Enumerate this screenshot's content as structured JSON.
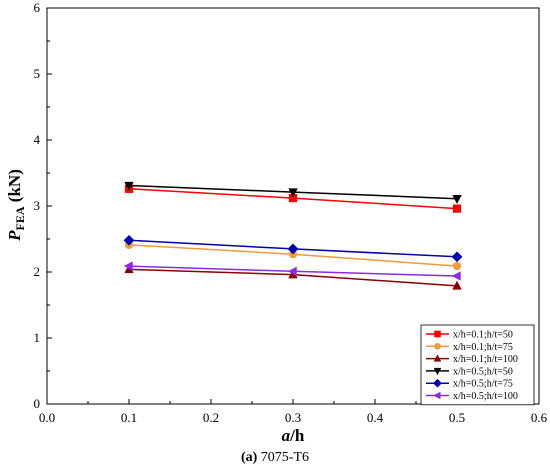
{
  "chart_data": {
    "type": "line",
    "caption_bold": "(a)",
    "caption_text": " 7075-T6",
    "xlabel_italic": "a",
    "xlabel_rest": "/h",
    "ylabel_main": "P",
    "ylabel_sub": "FEA",
    "ylabel_unit": " (kN)",
    "xlim": [
      0.0,
      0.6
    ],
    "ylim": [
      0,
      6
    ],
    "xticks": [
      "0.0",
      "0.1",
      "0.2",
      "0.3",
      "0.4",
      "0.5",
      "0.6"
    ],
    "yticks": [
      "0",
      "1",
      "2",
      "3",
      "4",
      "5",
      "6"
    ],
    "grid": false,
    "legend_position": "bottom-right",
    "x": [
      0.1,
      0.3,
      0.5
    ],
    "series": [
      {
        "name": "x/h=0.1;h/t=50",
        "color": "#ff0000",
        "marker": "square",
        "values": [
          3.26,
          3.12,
          2.96
        ]
      },
      {
        "name": "x/h=0.1;h/t=75",
        "color": "#f39a3b",
        "marker": "circle",
        "values": [
          2.41,
          2.27,
          2.09
        ]
      },
      {
        "name": "x/h=0.1;h/t=100",
        "color": "#8b0000",
        "marker": "triangle-up",
        "values": [
          2.04,
          1.96,
          1.79
        ]
      },
      {
        "name": "x/h=0.5;h/t=50",
        "color": "#000000",
        "marker": "triangle-down",
        "values": [
          3.31,
          3.21,
          3.11
        ]
      },
      {
        "name": "x/h=0.5;h/t=75",
        "color": "#0000b0",
        "marker": "diamond",
        "values": [
          2.48,
          2.35,
          2.23
        ]
      },
      {
        "name": "x/h=0.5;h/t=100",
        "color": "#8a2be2",
        "marker": "triangle-left",
        "values": [
          2.09,
          2.01,
          1.94
        ]
      }
    ]
  }
}
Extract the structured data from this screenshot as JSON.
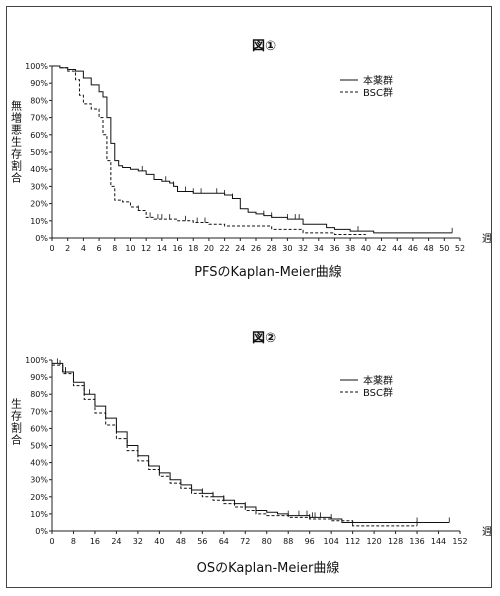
{
  "chart_data": [
    {
      "type": "line",
      "title": "図①",
      "caption": "PFSのKaplan-Meier曲線",
      "ylabel": "無増悪生存割合",
      "xlabel_unit": "週",
      "xlim": [
        0,
        52
      ],
      "ylim": [
        0,
        100
      ],
      "xticks": [
        0,
        2,
        4,
        6,
        8,
        10,
        12,
        14,
        16,
        18,
        20,
        22,
        24,
        26,
        28,
        30,
        32,
        34,
        36,
        38,
        40,
        42,
        44,
        46,
        48,
        50,
        52
      ],
      "yticks": [
        0,
        10,
        20,
        30,
        40,
        50,
        60,
        70,
        80,
        90,
        100
      ],
      "ytick_suffix": "%",
      "legend": [
        "本薬群",
        "BSC群"
      ],
      "series": [
        {
          "name": "本薬群",
          "style": "solid",
          "points": [
            [
              0,
              100
            ],
            [
              1,
              99
            ],
            [
              2,
              98
            ],
            [
              3,
              97
            ],
            [
              4,
              93
            ],
            [
              5,
              89
            ],
            [
              6,
              85
            ],
            [
              6.5,
              82
            ],
            [
              7,
              70
            ],
            [
              7.5,
              55
            ],
            [
              8,
              45
            ],
            [
              8.5,
              42
            ],
            [
              9,
              41
            ],
            [
              10,
              40
            ],
            [
              11,
              39
            ],
            [
              12,
              37
            ],
            [
              13,
              34
            ],
            [
              14,
              33
            ],
            [
              15,
              32
            ],
            [
              15.5,
              30
            ],
            [
              16,
              27
            ],
            [
              18,
              26
            ],
            [
              20,
              26
            ],
            [
              22,
              25
            ],
            [
              23,
              23
            ],
            [
              24,
              17
            ],
            [
              25,
              15
            ],
            [
              26,
              14
            ],
            [
              27,
              13
            ],
            [
              28,
              12
            ],
            [
              30,
              11
            ],
            [
              32,
              8
            ],
            [
              34,
              8
            ],
            [
              35,
              6
            ],
            [
              36,
              5
            ],
            [
              38,
              4
            ],
            [
              40,
              4
            ],
            [
              41,
              3
            ],
            [
              45,
              3
            ],
            [
              51,
              3
            ]
          ],
          "censor": [
            11.5,
            13,
            14.5,
            15.5,
            16,
            17,
            18,
            19,
            21,
            22,
            23,
            27,
            28,
            30,
            31,
            31.5,
            39,
            51
          ]
        },
        {
          "name": "BSC群",
          "style": "dashed",
          "points": [
            [
              0,
              100
            ],
            [
              1,
              99
            ],
            [
              2,
              97
            ],
            [
              3,
              92
            ],
            [
              3.5,
              83
            ],
            [
              4,
              78
            ],
            [
              5,
              75
            ],
            [
              6,
              70
            ],
            [
              6.5,
              60
            ],
            [
              7,
              45
            ],
            [
              7.5,
              30
            ],
            [
              8,
              22
            ],
            [
              9,
              21
            ],
            [
              10,
              18
            ],
            [
              11,
              16
            ],
            [
              12,
              12
            ],
            [
              13,
              11
            ],
            [
              16,
              10
            ],
            [
              18,
              9
            ],
            [
              20,
              8
            ],
            [
              22,
              7
            ],
            [
              24,
              7
            ],
            [
              28,
              5
            ],
            [
              32,
              3
            ],
            [
              36,
              2
            ],
            [
              40,
              2
            ]
          ],
          "censor": [
            11,
            12.5,
            13.5,
            14,
            15,
            17,
            18.5,
            19.5
          ]
        }
      ]
    },
    {
      "type": "line",
      "title": "図②",
      "caption": "OSのKaplan-Meier曲線",
      "ylabel": "生存割合",
      "xlabel_unit": "週",
      "xlim": [
        0,
        152
      ],
      "ylim": [
        0,
        100
      ],
      "xticks": [
        0,
        8,
        16,
        24,
        32,
        40,
        48,
        56,
        64,
        72,
        80,
        88,
        96,
        104,
        112,
        120,
        128,
        136,
        144,
        152
      ],
      "yticks": [
        0,
        10,
        20,
        30,
        40,
        50,
        60,
        70,
        80,
        90,
        100
      ],
      "ytick_suffix": "%",
      "legend": [
        "本薬群",
        "BSC群"
      ],
      "series": [
        {
          "name": "本薬群",
          "style": "solid",
          "points": [
            [
              0,
              98
            ],
            [
              4,
              93
            ],
            [
              8,
              87
            ],
            [
              12,
              80
            ],
            [
              16,
              73
            ],
            [
              20,
              66
            ],
            [
              24,
              58
            ],
            [
              28,
              50
            ],
            [
              32,
              44
            ],
            [
              36,
              38
            ],
            [
              40,
              34
            ],
            [
              44,
              30
            ],
            [
              48,
              27
            ],
            [
              52,
              24
            ],
            [
              56,
              22
            ],
            [
              60,
              20
            ],
            [
              64,
              18
            ],
            [
              68,
              16
            ],
            [
              72,
              14
            ],
            [
              76,
              12
            ],
            [
              80,
              11
            ],
            [
              84,
              10
            ],
            [
              88,
              9
            ],
            [
              96,
              8
            ],
            [
              100,
              8
            ],
            [
              104,
              7
            ],
            [
              108,
              5
            ],
            [
              136,
              5
            ],
            [
              144,
              5
            ],
            [
              148,
              5
            ]
          ],
          "censor": [
            2,
            4,
            5,
            14,
            16,
            24,
            28,
            36,
            40,
            44,
            56,
            60,
            64,
            72,
            88,
            92,
            95,
            97,
            98,
            100,
            104,
            136,
            148
          ]
        },
        {
          "name": "BSC群",
          "style": "dashed",
          "points": [
            [
              0,
              97
            ],
            [
              4,
              92
            ],
            [
              8,
              85
            ],
            [
              12,
              77
            ],
            [
              16,
              69
            ],
            [
              20,
              62
            ],
            [
              24,
              54
            ],
            [
              28,
              47
            ],
            [
              32,
              41
            ],
            [
              36,
              36
            ],
            [
              40,
              32
            ],
            [
              44,
              28
            ],
            [
              48,
              25
            ],
            [
              52,
              22
            ],
            [
              56,
              20
            ],
            [
              60,
              18
            ],
            [
              64,
              16
            ],
            [
              68,
              14
            ],
            [
              72,
              12
            ],
            [
              76,
              10
            ],
            [
              80,
              9
            ],
            [
              88,
              8
            ],
            [
              96,
              7
            ],
            [
              104,
              6
            ],
            [
              112,
              3
            ],
            [
              120,
              3
            ],
            [
              128,
              3
            ],
            [
              136,
              3
            ]
          ],
          "censor": [
            3,
            5,
            96,
            112,
            136
          ]
        }
      ]
    }
  ]
}
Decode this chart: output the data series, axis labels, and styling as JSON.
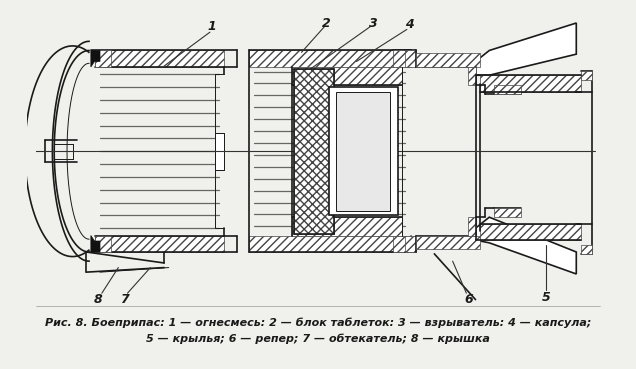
{
  "bg_color": "#f0f0ec",
  "line_color": "#1a1a1a",
  "caption_line1": "Рис. 8. Боеприпас: 1 — огнесмесь: 2 — блок таблеток: 3 — взрыватель: 4 — капсула;",
  "caption_line2": "5 — крылья; 6 — репер; 7 — обтекатель; 8 — крышка",
  "caption_fontsize": 8.0,
  "figsize": [
    6.36,
    3.69
  ],
  "dpi": 100
}
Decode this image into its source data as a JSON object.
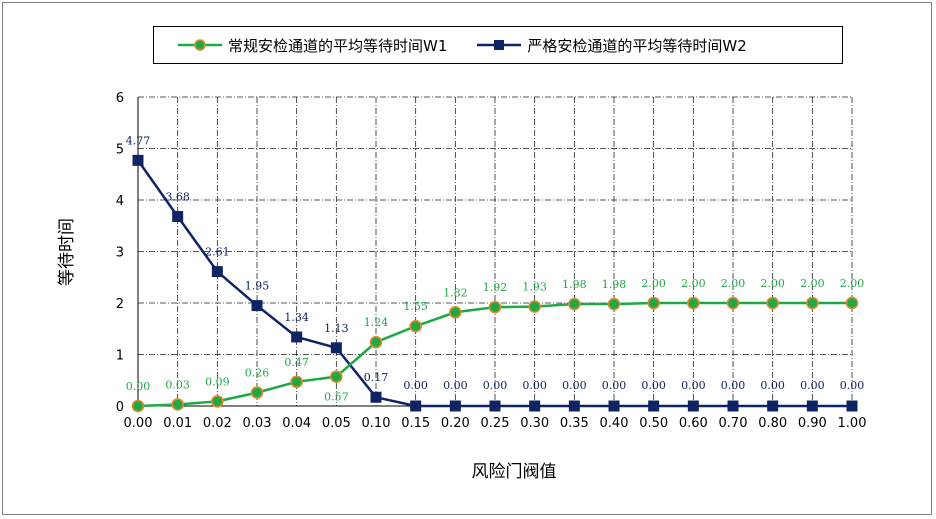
{
  "chart_data": {
    "type": "line",
    "xlabel": "风险门阀值",
    "ylabel": "等待时间",
    "ylim": [
      0,
      6
    ],
    "yticks": [
      "0",
      "1",
      "2",
      "3",
      "4",
      "5",
      "6"
    ],
    "categories": [
      "0.00",
      "0.01",
      "0.02",
      "0.03",
      "0.04",
      "0.05",
      "0.10",
      "0.15",
      "0.20",
      "0.25",
      "0.30",
      "0.35",
      "0.40",
      "0.50",
      "0.60",
      "0.70",
      "0.80",
      "0.90",
      "1.00"
    ],
    "grid": true,
    "legend_position": "top",
    "series": [
      {
        "name": "常规安检通道的平均等待时间W1",
        "color": "#1fa846",
        "marker": "circle",
        "values": [
          0.0,
          0.03,
          0.09,
          0.26,
          0.47,
          0.57,
          1.24,
          1.55,
          1.82,
          1.92,
          1.93,
          1.98,
          1.98,
          2.0,
          2.0,
          2.0,
          2.0,
          2.0,
          2.0
        ],
        "labels": [
          "0.00",
          "0.03",
          "0.09",
          "0.26",
          "0.47",
          "0.57",
          "1.24",
          "1.55",
          "1.82",
          "1.92",
          "1.93",
          "1.98",
          "1.98",
          "2.00",
          "2.00",
          "2.00",
          "2.00",
          "2.00",
          "2.00"
        ]
      },
      {
        "name": "严格安检通道的平均等待时间W2",
        "color": "#0f2463",
        "marker": "square",
        "values": [
          4.77,
          3.68,
          2.61,
          1.95,
          1.34,
          1.13,
          0.17,
          0.0,
          0.0,
          0.0,
          0.0,
          0.0,
          0.0,
          0.0,
          0.0,
          0.0,
          0.0,
          0.0,
          0.0
        ],
        "labels": [
          "4.77",
          "3.68",
          "2.61",
          "1.95",
          "1.34",
          "1.13",
          "0.17",
          "0.00",
          "0.00",
          "0.00",
          "0.00",
          "0.00",
          "0.00",
          "0.00",
          "0.00",
          "0.00",
          "0.00",
          "0.00",
          "0.00"
        ]
      }
    ]
  }
}
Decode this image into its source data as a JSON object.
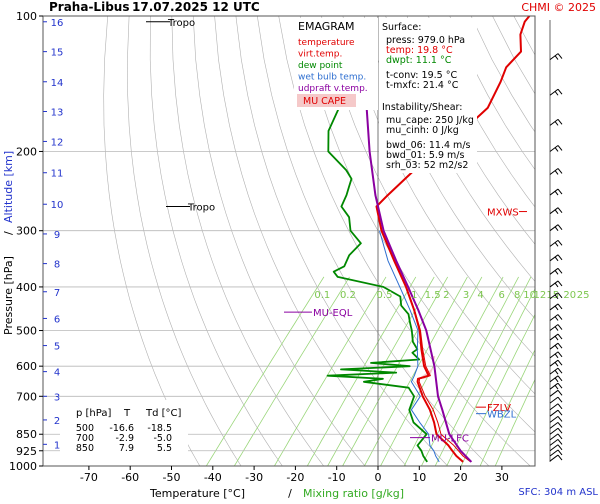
{
  "header": {
    "station": "Praha-Libus",
    "datetime": "17.07.2025 12 UTC",
    "copyright": "CHMI © 2025"
  },
  "legend_box": {
    "title": "EMAGRAM",
    "items": [
      {
        "label": "temperature",
        "color": "#e00000"
      },
      {
        "label": "virt.temp.",
        "color": "#e00000"
      },
      {
        "label": "dew point",
        "color": "#008800"
      },
      {
        "label": "wet bulb temp.",
        "color": "#2f6fd0"
      },
      {
        "label": "udpraft v.temp.",
        "color": "#8a00a0"
      }
    ],
    "mu_cape_label": "MU CAPE"
  },
  "info_panel": {
    "surface_title": "Surface:",
    "press": "press: 979.0 hPa",
    "temp": "temp: 19.8 °C",
    "dwpt": "dwpt: 11.1 °C",
    "tconv": "t-conv: 19.5 °C",
    "tmxfc": "t-mxfc: 21.4 °C",
    "instability_title": "Instability/Shear:",
    "mu_cape": "mu_cape: 250 J/kg",
    "mu_cinh": "mu_cinh: 0 J/kg",
    "bwd_06": "bwd_06: 11.4 m/s",
    "bwd_01": "bwd_01: 5.9 m/s",
    "srh_03": "srh_03: 52 m2/s2"
  },
  "level_table": {
    "headers": [
      "p [hPa]",
      "T",
      "Td [°C]"
    ],
    "rows": [
      [
        "500",
        "-16.6",
        "-18.5"
      ],
      [
        "700",
        "-2.9",
        "-5.0"
      ],
      [
        "850",
        "7.9",
        "5.5"
      ]
    ]
  },
  "annotations": {
    "tropo_upper": "Tropo",
    "tropo_lower": "Tropo",
    "mu_eql": "MU-EQL",
    "mu_lfc": "MU-LFC",
    "mxws": "MXWS",
    "fzlv": "FZLV",
    "wbzl": "WBZL",
    "sfc": "SFC: 304 m ASL"
  },
  "mixing_ratio_labels": [
    "0.1",
    "0.2",
    "0.5",
    "1",
    "1.5",
    "2",
    "3",
    "4",
    "6",
    "8",
    "10",
    "12",
    "15",
    "20",
    "25"
  ],
  "colors": {
    "temperature": "#e00000",
    "dewpoint": "#008800",
    "wetbulb": "#2f6fd0",
    "parcel": "#8a00a0",
    "mixing": "#9ad67a",
    "dry_adiabat": "#b0b0b0",
    "grid": "#b8b8b8",
    "axis_blue": "#2233cc",
    "cape_fill": "#f5c9c9",
    "mu_cape_bg": "#f5c9c9"
  },
  "chart_data": {
    "type": "line",
    "title": "Praha-Libus 17.07.2025 12 UTC",
    "xlabel": "Temperature [°C]",
    "xlabel2": "Mixing ratio [g/kg]",
    "ylabel": "Pressure [hPa]",
    "ylabel2": "Altitude [km]",
    "ylabel_sep": "/",
    "xlim": [
      -80,
      35
    ],
    "ylim": [
      1000,
      100
    ],
    "y_scale": "log",
    "x_ticks": [
      -70,
      -60,
      -50,
      -40,
      -30,
      -20,
      -10,
      0,
      10,
      20,
      30
    ],
    "p_ticks": [
      1000,
      925,
      850,
      700,
      600,
      500,
      400,
      300,
      200,
      100
    ],
    "km_ticks": [
      "1",
      "2",
      "3",
      "4",
      "5",
      "6",
      "7",
      "8",
      "9",
      "10",
      "11",
      "12",
      "13",
      "14",
      "15",
      "16"
    ],
    "km_tick_pressures": [
      895,
      790,
      700,
      617,
      540,
      470,
      410,
      355,
      305,
      262,
      223,
      190,
      163,
      140,
      120,
      103
    ],
    "grid": true,
    "series": [
      {
        "name": "temperature",
        "p": [
          979,
          950,
          925,
          900,
          850,
          800,
          750,
          700,
          650,
          640,
          630,
          600,
          550,
          500,
          450,
          400,
          350,
          300,
          265,
          250,
          220,
          200,
          180,
          160,
          140,
          130,
          120,
          110,
          103,
          100
        ],
        "t": [
          19.8,
          17.0,
          15.0,
          13.0,
          7.9,
          5.0,
          1.5,
          -2.9,
          -7.0,
          -7.5,
          -5.5,
          -8.5,
          -12.5,
          -16.6,
          -22.0,
          -28.5,
          -36.5,
          -45.5,
          -51.5,
          -51.0,
          -49.5,
          -46.0,
          -45.5,
          -44.0,
          -46.0,
          -47.5,
          -47.0,
          -50.5,
          -52.0,
          -52.0
        ]
      },
      {
        "name": "virt.temp.",
        "p": [
          979,
          950,
          925,
          900,
          850,
          800,
          750,
          700,
          650,
          640,
          630,
          600,
          550,
          500,
          450,
          400,
          350,
          300,
          265,
          250
        ],
        "t": [
          21.6,
          18.6,
          16.5,
          14.3,
          9.0,
          5.9,
          2.3,
          -2.3,
          -6.6,
          -7.1,
          -5.1,
          -8.1,
          -12.2,
          -16.4,
          -21.9,
          -28.4,
          -36.4,
          -45.4,
          -51.4,
          -50.9
        ]
      },
      {
        "name": "dew point",
        "p": [
          979,
          950,
          925,
          900,
          850,
          800,
          750,
          700,
          670,
          650,
          640,
          630,
          620,
          610,
          600,
          590,
          580,
          560,
          550,
          530,
          500,
          480,
          460,
          440,
          420,
          400,
          380,
          370,
          360,
          340,
          320,
          300,
          280,
          265,
          250,
          240,
          230,
          220,
          200,
          180,
          160,
          140,
          130
        ],
        "t": [
          11.1,
          9.0,
          7.5,
          5.5,
          5.5,
          0.0,
          -3.5,
          -5.0,
          -8.0,
          -20.0,
          -16.0,
          -30.0,
          -14.0,
          -28.0,
          -12.0,
          -22.0,
          -11.0,
          -14.0,
          -13.5,
          -16.0,
          -18.5,
          -20.5,
          -22.5,
          -26.0,
          -28.0,
          -34.0,
          -47.0,
          -49.0,
          -47.5,
          -48.5,
          -48.0,
          -53.0,
          -56.0,
          -60.0,
          -61.0,
          -62.0,
          -63.0,
          -66.0,
          -74.0,
          -78.0,
          -80.0,
          -80.0,
          -80.0
        ]
      },
      {
        "name": "wet bulb temp.",
        "p": [
          979,
          950,
          925,
          900,
          850,
          800,
          750,
          700,
          650,
          630,
          600,
          550,
          500,
          450,
          400,
          350,
          300
        ],
        "t": [
          14.0,
          12.0,
          10.5,
          8.5,
          6.0,
          1.5,
          -3.0,
          -3.5,
          -8.5,
          -9.0,
          -10.0,
          -13.5,
          -17.0,
          -23.0,
          -30.0,
          -38.0,
          -46.0
        ]
      },
      {
        "name": "udpraft v.temp.",
        "p": [
          979,
          925,
          850,
          750,
          700,
          600,
          500,
          450,
          400,
          350,
          300,
          250,
          200,
          150,
          130
        ],
        "t": [
          21.8,
          17.0,
          11.0,
          4.5,
          0.8,
          -6.0,
          -15.0,
          -21.0,
          -28.0,
          -36.0,
          -45.0,
          -54.0,
          -64.0,
          -76.0,
          -82.0
        ]
      }
    ]
  }
}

◆ ◆ ◆ ◆ ◆ ◆ ◆

Job:
Pick out each line in the material containing "udpraft".

Written response:
        "label": "udpraft v.temp.",
        "name": "udpraft v.temp.",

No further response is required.